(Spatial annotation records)
•••

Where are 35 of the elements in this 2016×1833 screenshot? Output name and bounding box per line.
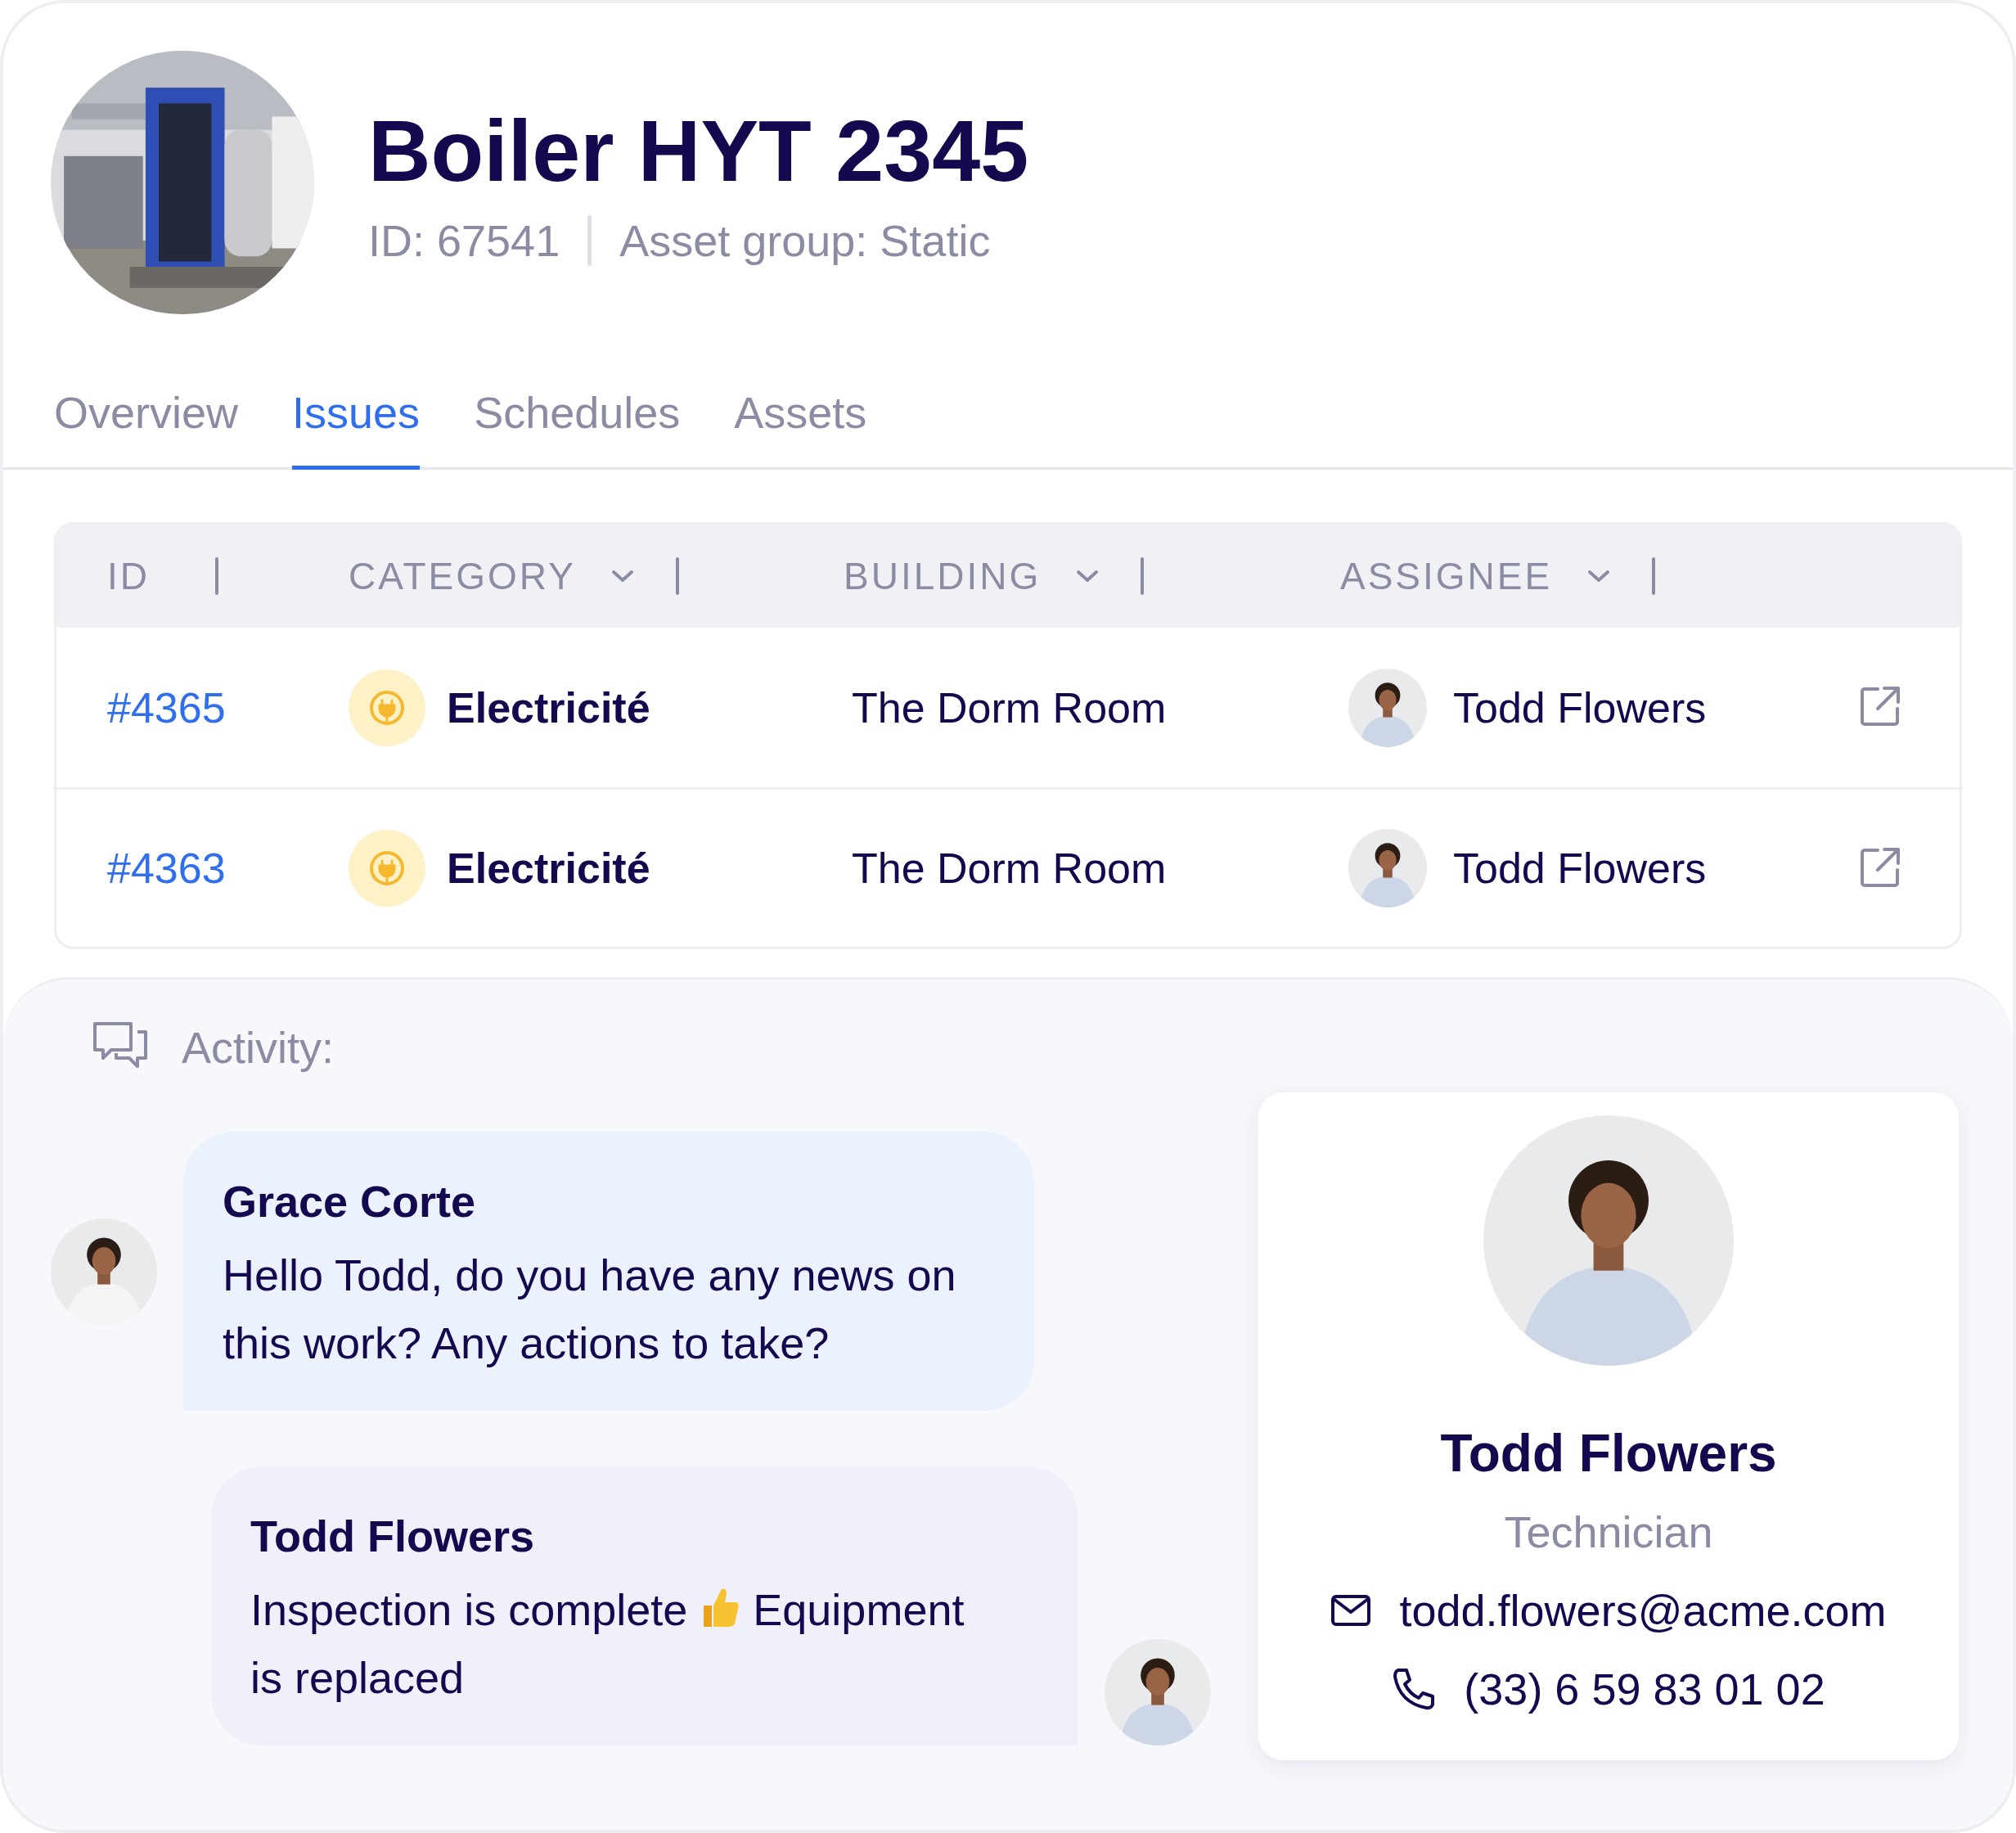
column-header: BUILDING [844,554,1042,598]
tab[interactable]: Assets [734,386,867,470]
tab[interactable]: Overview [54,386,239,470]
tab[interactable]: Schedules [474,386,681,470]
issue-link[interactable]: #4365 [107,682,349,732]
tab[interactable]: Issues [292,386,421,470]
message-author: Todd Flowers [250,1511,535,1563]
chevron-down-icon[interactable] [610,569,635,583]
message-author: Grace Corte [223,1176,477,1227]
asset-id: ID: 67541 [368,214,560,266]
message-text: is replaced [250,1653,465,1703]
activity-label: Activity: [182,1022,335,1073]
column-header: ID [107,554,150,598]
phone-icon [1392,1667,1437,1711]
profile-phone: (33) 6 59 83 01 02 [1464,1664,1825,1714]
issue-link[interactable]: #4363 [107,844,349,893]
asset-group: Asset group: Static [619,214,991,266]
message-text: Inspection is complete [250,1584,688,1634]
building-name: The Dorm Room [851,844,1168,893]
mail-icon [1330,1594,1372,1627]
assignee-name: Todd Flowers [1453,682,1707,732]
message-text: Equipment [753,1584,965,1634]
assignee-name: Todd Flowers [1453,844,1707,893]
profile-email[interactable]: todd.flowers@acme.com [1399,1585,1887,1636]
chevron-down-icon[interactable] [1075,569,1100,583]
column-header: ASSIGNEE [1340,554,1553,598]
column-header: CATEGORY [349,554,576,598]
asset-title: Boiler HYT 2345 [368,101,1029,201]
profile-name: Todd Flowers [1440,1423,1777,1484]
message-text: Hello Todd, do you have any news on this work? Any actions to take? [223,1250,956,1368]
profile-role: Technician [1504,1506,1713,1557]
chevron-down-icon[interactable] [1586,569,1612,583]
building-name: The Dorm Room [851,682,1168,732]
category-name: Electricité [447,682,650,732]
category-name: Electricité [447,844,650,893]
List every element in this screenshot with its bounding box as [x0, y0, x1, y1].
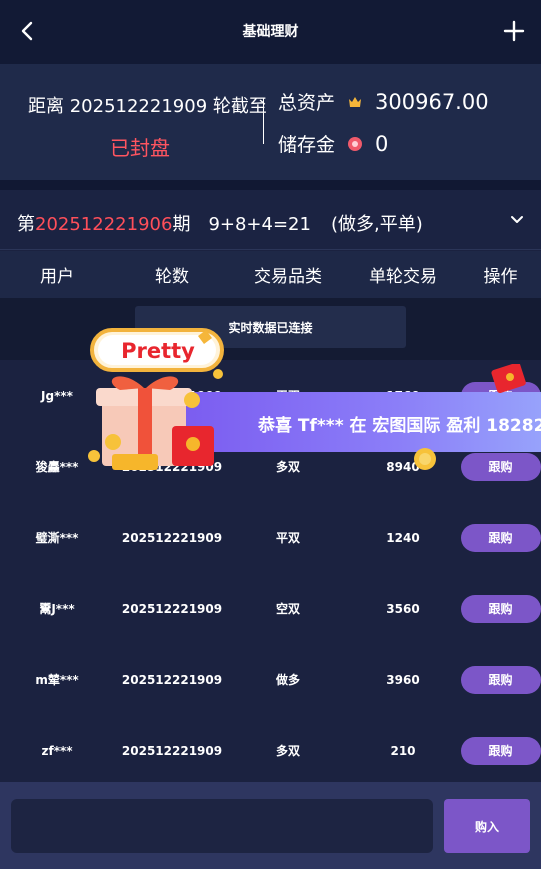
period-prefix: 第	[17, 214, 35, 235]
total-assets-label: 总资产	[278, 92, 336, 114]
table-row: 璧澌*** 202512221909 平双 1240 跟购	[0, 502, 541, 573]
header-type: 交易品类	[254, 267, 322, 287]
bottom-bar: 购入	[0, 782, 541, 869]
sparkle-icon	[414, 448, 436, 470]
divider	[263, 98, 264, 144]
total-assets: 总资产 300967.00	[278, 88, 489, 115]
gift-icon: Pretty	[88, 328, 224, 470]
row-action: 跟购	[460, 594, 541, 623]
nav-bar: 基础理财	[0, 0, 541, 64]
status-panel: 距离 202512221909 轮截至 已封盘 总资产 300967.00 储存…	[0, 64, 541, 180]
row-type: 平双	[275, 531, 300, 545]
row-round: 202512221909	[121, 672, 223, 687]
header-user: 用户	[40, 267, 74, 287]
follow-button[interactable]: 跟购	[460, 594, 541, 623]
row-round: 202512221909	[121, 601, 223, 616]
follow-button[interactable]: 跟购	[460, 665, 541, 694]
row-amount: 210	[390, 743, 416, 758]
follow-button[interactable]: 跟购	[460, 523, 541, 552]
row-user: zf***	[41, 743, 73, 758]
deposit-label: 储存金	[278, 134, 336, 156]
row-round: 202512221909	[121, 743, 223, 758]
table-header: 用户 轮数 交易品类 单轮交易 操作	[0, 251, 541, 298]
row-amount: 3560	[386, 601, 420, 616]
table-row: zf*** 202512221909 多双 210 跟购	[0, 715, 541, 786]
row-amount: 3960	[386, 672, 420, 687]
table-row: m辇*** 202512221909 做多 3960 跟购	[0, 644, 541, 715]
coin-icon	[348, 136, 363, 151]
row-action: 跟购	[460, 452, 541, 481]
badge-text: Pretty	[121, 339, 195, 363]
red-envelope-icon	[491, 364, 526, 394]
row-round: 202512221909	[121, 530, 223, 545]
row-type: 空双	[275, 602, 300, 616]
row-amount: 8940	[386, 459, 420, 474]
total-assets-value: 300967.00	[375, 89, 489, 114]
period-suffix: 期	[172, 214, 191, 235]
row-amount: 1240	[386, 530, 420, 545]
follow-button[interactable]: 跟购	[460, 452, 541, 481]
buy-button[interactable]: 购入	[444, 799, 530, 853]
period-info: 第202512221906期 9+8+4=21 (做多,平单)	[17, 210, 423, 236]
plus-icon[interactable]	[501, 18, 527, 44]
period-number: 202512221906	[35, 214, 173, 235]
period-formula: 9+8+4=21	[208, 214, 311, 235]
crown-icon	[349, 96, 362, 107]
row-type: 做多	[275, 673, 300, 687]
period-result: (做多,平单)	[330, 214, 423, 235]
header-round: 轮数	[155, 267, 189, 287]
deposit: 储存金 0	[278, 130, 388, 157]
row-action: 跟购	[460, 523, 541, 552]
row-user: 璧澌***	[35, 531, 79, 545]
table-row: 鬻J*** 202512221909 空双 3560 跟购	[0, 573, 541, 644]
chevron-down-icon[interactable]	[509, 212, 525, 228]
follow-button[interactable]: 跟购	[460, 736, 541, 765]
row-type: 多双	[275, 744, 300, 758]
separator	[0, 180, 541, 190]
row-action: 跟购	[460, 665, 541, 694]
amount-input[interactable]	[11, 799, 433, 853]
row-user: m辇***	[35, 673, 79, 687]
row-type: 多双	[275, 460, 300, 474]
period-selector[interactable]: 第202512221906期 9+8+4=21 (做多,平单)	[0, 190, 541, 250]
closed-status: 已封盘	[110, 136, 170, 160]
header-amount: 单轮交易	[369, 267, 437, 287]
win-notification-text: 恭喜 Tf*** 在 宏图国际 盈利 18282	[258, 416, 541, 436]
header-action: 操作	[483, 267, 518, 287]
round-deadline-label: 距离 202512221909 轮截至	[28, 96, 267, 117]
deposit-value: 0	[375, 131, 389, 156]
row-user: 鬻J***	[39, 602, 75, 616]
page-title: 基础理财	[242, 24, 299, 40]
row-action: 跟购	[460, 736, 541, 765]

•••

### Written exercise:
Repeat every line of the records above word for word, leaving out the pictures.

### Exercise result:
Where are 35 of the elements in this 2016×1833 screenshot? Output name and bounding box per line.
column-header: BUILDING [844,554,1042,598]
tab[interactable]: Assets [734,386,867,470]
tab[interactable]: Overview [54,386,239,470]
tab[interactable]: Schedules [474,386,681,470]
issue-link[interactable]: #4365 [107,682,349,732]
tab[interactable]: Issues [292,386,421,470]
message-author: Todd Flowers [250,1511,535,1563]
chevron-down-icon[interactable] [610,569,635,583]
message-author: Grace Corte [223,1176,477,1227]
asset-id: ID: 67541 [368,214,560,266]
message-text: is replaced [250,1653,465,1703]
activity-label: Activity: [182,1022,335,1073]
column-header: ID [107,554,150,598]
phone-icon [1392,1667,1437,1711]
profile-phone: (33) 6 59 83 01 02 [1464,1664,1825,1714]
issue-link[interactable]: #4363 [107,844,349,893]
asset-group: Asset group: Static [619,214,991,266]
message-text: Inspection is complete [250,1584,688,1634]
building-name: The Dorm Room [851,844,1168,893]
mail-icon [1330,1594,1372,1627]
assignee-name: Todd Flowers [1453,682,1707,732]
message-text: Equipment [753,1584,965,1634]
assignee-name: Todd Flowers [1453,844,1707,893]
profile-email[interactable]: todd.flowers@acme.com [1399,1585,1887,1636]
chevron-down-icon[interactable] [1075,569,1100,583]
column-header: ASSIGNEE [1340,554,1553,598]
column-header: CATEGORY [349,554,576,598]
asset-title: Boiler HYT 2345 [368,101,1029,201]
profile-name: Todd Flowers [1440,1423,1777,1484]
message-text: Hello Todd, do you have any news on this work? Any actions to take? [223,1250,956,1368]
profile-role: Technician [1504,1506,1713,1557]
chevron-down-icon[interactable] [1586,569,1612,583]
building-name: The Dorm Room [851,682,1168,732]
category-name: Electricité [447,682,650,732]
category-name: Electricité [447,844,650,893]
List every element in this screenshot with its bounding box as [x0, y0, x1, y1].
period-prefix: 第	[17, 214, 35, 235]
total-assets-label: 总资产	[278, 92, 336, 114]
table-row: 璧澌*** 202512221909 平双 1240 跟购	[0, 502, 541, 573]
header-type: 交易品类	[254, 267, 322, 287]
bottom-bar: 购入	[0, 782, 541, 869]
sparkle-icon	[414, 448, 436, 470]
divider	[263, 98, 264, 144]
total-assets: 总资产 300967.00	[278, 88, 489, 115]
gift-icon: Pretty	[88, 328, 224, 470]
row-action: 跟购	[460, 594, 541, 623]
nav-bar: 基础理财	[0, 0, 541, 64]
status-panel: 距离 202512221909 轮截至 已封盘 总资产 300967.00 储存…	[0, 64, 541, 180]
row-type: 平双	[275, 531, 300, 545]
row-round: 202512221909	[121, 672, 223, 687]
header-user: 用户	[40, 267, 74, 287]
follow-button[interactable]: 跟购	[460, 594, 541, 623]
row-round: 202512221909	[121, 601, 223, 616]
follow-button[interactable]: 跟购	[460, 665, 541, 694]
row-amount: 210	[390, 743, 416, 758]
follow-button[interactable]: 跟购	[460, 523, 541, 552]
row-user: zf***	[41, 743, 73, 758]
deposit-label: 储存金	[278, 134, 336, 156]
row-round: 202512221909	[121, 743, 223, 758]
table-header: 用户 轮数 交易品类 单轮交易 操作	[0, 251, 541, 298]
row-amount: 3560	[386, 601, 420, 616]
table-row: zf*** 202512221909 多双 210 跟购	[0, 715, 541, 786]
row-amount: 3960	[386, 672, 420, 687]
table-row: m辇*** 202512221909 做多 3960 跟购	[0, 644, 541, 715]
coin-icon	[348, 136, 363, 151]
row-action: 跟购	[460, 452, 541, 481]
badge-text: Pretty	[121, 339, 195, 363]
red-envelope-icon	[491, 364, 526, 394]
row-round: 202512221909	[121, 530, 223, 545]
row-type: 空双	[275, 602, 300, 616]
row-amount: 8940	[386, 459, 420, 474]
total-assets-value: 300967.00	[375, 89, 489, 114]
period-suffix: 期	[172, 214, 191, 235]
row-amount: 1240	[386, 530, 420, 545]
follow-button[interactable]: 跟购	[460, 452, 541, 481]
buy-button[interactable]: 购入	[444, 799, 530, 853]
period-info: 第202512221906期 9+8+4=21 (做多,平单)	[17, 210, 423, 236]
plus-icon[interactable]	[501, 18, 527, 44]
period-number: 202512221906	[35, 214, 173, 235]
period-formula: 9+8+4=21	[208, 214, 311, 235]
crown-icon	[349, 96, 362, 107]
row-type: 做多	[275, 673, 300, 687]
period-result: (做多,平单)	[330, 214, 423, 235]
header-round: 轮数	[155, 267, 189, 287]
deposit: 储存金 0	[278, 130, 388, 157]
row-action: 跟购	[460, 523, 541, 552]
row-user: 璧澌***	[35, 531, 79, 545]
table-row: 鬻J*** 202512221909 空双 3560 跟购	[0, 573, 541, 644]
chevron-down-icon[interactable]	[509, 212, 525, 228]
follow-button[interactable]: 跟购	[460, 736, 541, 765]
row-type: 多双	[275, 744, 300, 758]
separator	[0, 180, 541, 190]
row-action: 跟购	[460, 665, 541, 694]
amount-input[interactable]	[11, 799, 433, 853]
row-user: m辇***	[35, 673, 79, 687]
row-type: 多双	[275, 460, 300, 474]
period-selector[interactable]: 第202512221906期 9+8+4=21 (做多,平单)	[0, 190, 541, 250]
closed-status: 已封盘	[110, 136, 170, 160]
header-amount: 单轮交易	[369, 267, 437, 287]
win-notification-text: 恭喜 Tf*** 在 宏图国际 盈利 18282	[258, 416, 541, 436]
header-action: 操作	[483, 267, 518, 287]
round-deadline-label: 距离 202512221909 轮截至	[28, 96, 267, 117]
deposit-value: 0	[375, 131, 389, 156]
row-user: 鬻J***	[39, 602, 75, 616]
page-title: 基础理财	[242, 24, 299, 40]
row-action: 跟购	[460, 736, 541, 765]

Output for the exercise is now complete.